### Stated task:
Word for word, print each line of the listing below; pictures stay out.
>> BEGIN Data
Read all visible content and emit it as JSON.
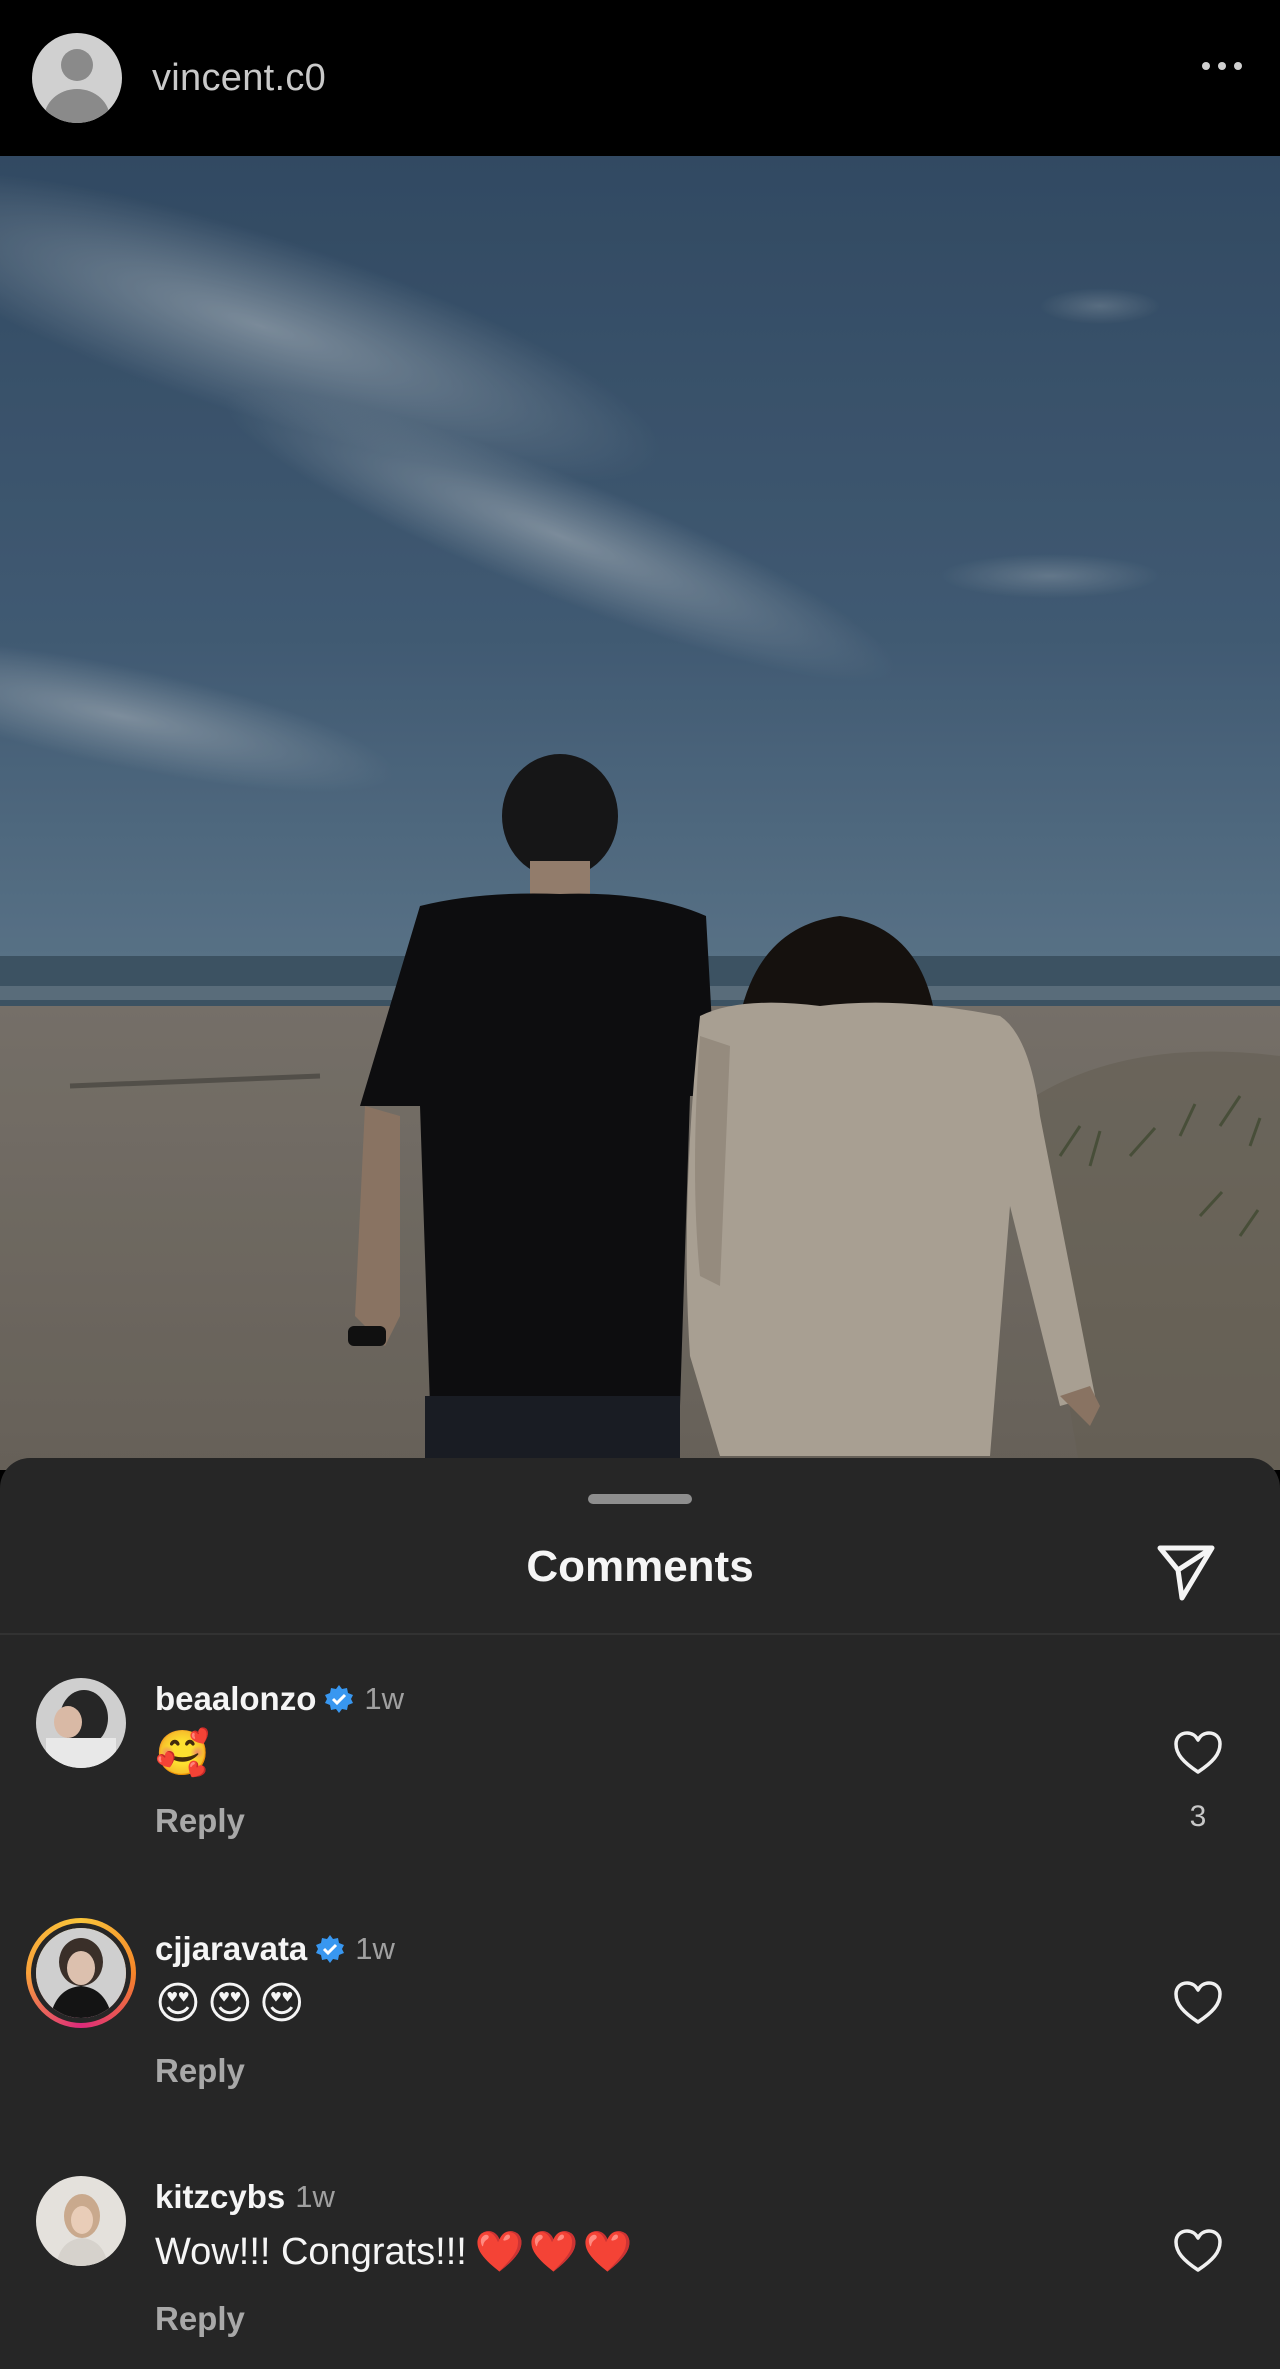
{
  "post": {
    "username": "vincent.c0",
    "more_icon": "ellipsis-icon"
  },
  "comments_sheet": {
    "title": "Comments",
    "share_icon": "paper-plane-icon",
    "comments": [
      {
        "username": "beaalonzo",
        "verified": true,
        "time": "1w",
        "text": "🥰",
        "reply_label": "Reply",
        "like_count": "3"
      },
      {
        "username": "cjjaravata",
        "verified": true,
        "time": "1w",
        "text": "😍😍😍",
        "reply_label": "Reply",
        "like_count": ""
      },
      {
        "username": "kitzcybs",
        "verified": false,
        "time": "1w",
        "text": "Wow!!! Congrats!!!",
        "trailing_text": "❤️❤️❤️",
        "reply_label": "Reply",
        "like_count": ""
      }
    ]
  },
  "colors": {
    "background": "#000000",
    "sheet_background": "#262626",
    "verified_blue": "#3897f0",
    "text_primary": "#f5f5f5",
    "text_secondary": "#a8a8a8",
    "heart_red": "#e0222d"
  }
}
>> END Data
### Solved exercise:
Read all visible content and emit it as JSON.
{
  "post": {
    "username": "vincent.c0",
    "more_icon": "ellipsis-icon"
  },
  "comments_sheet": {
    "title": "Comments",
    "share_icon": "paper-plane-icon",
    "comments": [
      {
        "username": "beaalonzo",
        "verified": true,
        "time": "1w",
        "text": "🥰",
        "reply_label": "Reply",
        "like_count": "3"
      },
      {
        "username": "cjjaravata",
        "verified": true,
        "time": "1w",
        "text": "😍😍😍",
        "reply_label": "Reply",
        "like_count": ""
      },
      {
        "username": "kitzcybs",
        "verified": false,
        "time": "1w",
        "text": "Wow!!! Congrats!!!",
        "trailing_text": "❤️❤️❤️",
        "reply_label": "Reply",
        "like_count": ""
      }
    ]
  },
  "colors": {
    "background": "#000000",
    "sheet_background": "#262626",
    "verified_blue": "#3897f0",
    "text_primary": "#f5f5f5",
    "text_secondary": "#a8a8a8",
    "heart_red": "#e0222d"
  }
}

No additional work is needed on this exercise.